Problem
Please copy out the full book review excerpt about Stusser's interviews word for word.

Document section
This is typical of Stusser's method and works to either give the reader all the information she wants or inspire deeper investigation.

Stusser also folds in criticism of the contemporary in these interviews. While interviewing Beethoven about his life as a struggling artist, Beethoven reveals what he would have done to make some money in today's music business, "The real money would have been in concessions--Beethoven T-shirts, crop-tops, posters. Oh, to do it all over again."

Stusser also uses these interviews as a vehicle to critique current politics (both as interviewer and subject). He is especially prone to slamming those of a particular ideological bent. A sampling:
Catherine the Great:"The nobles liked some of my policies. Land giveaways, granting them serfs, eliminating taxes.

Michael Stusser: Sounds like a Republican.


Confucious: Taking a moral high ground is difficult in an era of greed, ego, and instant gratification. Many should not lead, this is a certainty. Others should not attempt to.

MS: So, you're talkin' about guys like Rush Limbaugh and Don Rumsfeld, right?


MS: When you moved back to Catalonia after World War II, you were criticized for living in Spain while it was ruled by Franco.

Salvador Dali: And I could say the same thing about you and your president. Pick any one of your warmongering heads of state--and yet you live among them!


Thomas Jefferson: Women have a great purpose in life: marriage, children, and pleasing their husbands.

MS: You should have your own show on right-wing radio...
By no means is the book full of such instances--its more like a sprinkling--but there are enough instances to make it clear that Stusser is no fan of "the right." On the other hand, Stusser also isn't concerned with being considered politically correct:
MS: What was your view on black advancement?

George Washington Carver: Rising or falling, I believe, is practically inherent in an individual. Races and nations, too: They progress or are held back by the number of individuals who do the right thing. God works in the hearts of men, and the so-called Negro problem will be solved in His own good time, and in His own way.

MS: So African Americans had themselves to blame for not achieving higher status in the South?

Data block
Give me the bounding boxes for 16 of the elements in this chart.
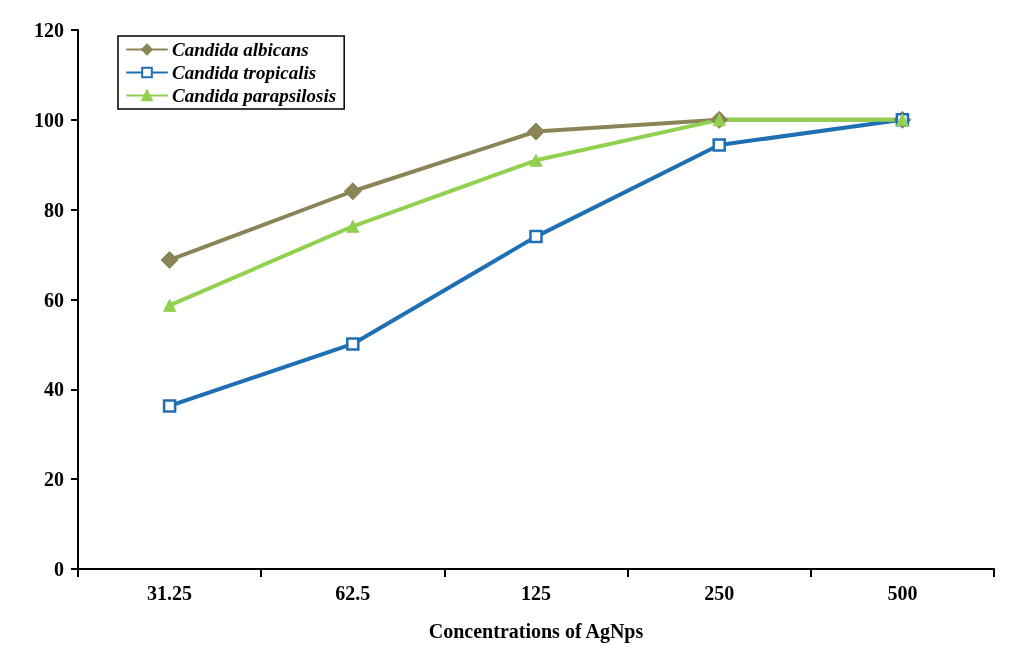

Task result
This is typical of Stusser's method and works to either give the reader all the information she wants or inspire deeper investigation.

Stusser also folds in criticism of the contemporary in these interviews. While interviewing Beethoven about his life as a struggling artist, Beethoven reveals what he would have done to make some money in today's music business, "The real money would have been in concessions--Beethoven T-shirts, crop-tops, posters. Oh, to do it all over again."

Stusser also uses these interviews as a vehicle to critique current politics (both as interviewer and subject). He is especially prone to slamming those of a particular ideological bent. A sampling:
Catherine the Great:"The nobles liked some of my policies. Land giveaways, granting them serfs, eliminating taxes.

Michael Stusser: Sounds like a Republican.


Confucious: Taking a moral high ground is difficult in an era of greed, ego, and instant gratification. Many should not lead, this is a certainty. Others should not attempt to.

MS: So, you're talkin' about guys like Rush Limbaugh and Don Rumsfeld, right?


MS: When you moved back to Catalonia after World War II, you were criticized for living in Spain while it was ruled by Franco.

Salvador Dali: And I could say the same thing about you and your president. Pick any one of your warmongering heads of state--and yet you live among them!


Thomas Jefferson: Women have a great purpose in life: marriage, children, and pleasing their husbands.

MS: You should have your own show on right-wing radio...
By no means is the book full of such instances--its more like a sprinkling--but there are enough instances to make it clear that Stusser is no fan of "the right." On the other hand, Stusser also isn't concerned with being considered politically correct:
MS: What was your view on black advancement?

George Washington Carver: Rising or falling, I believe, is practically inherent in an individual. Races and nations, too: They progress or are held back by the number of individuals who do the right thing. God works in the hearts of men, and the so-called Negro problem will be solved in His own good time, and in His own way.

MS: So African Americans had themselves to blame for not achieving higher status in the South?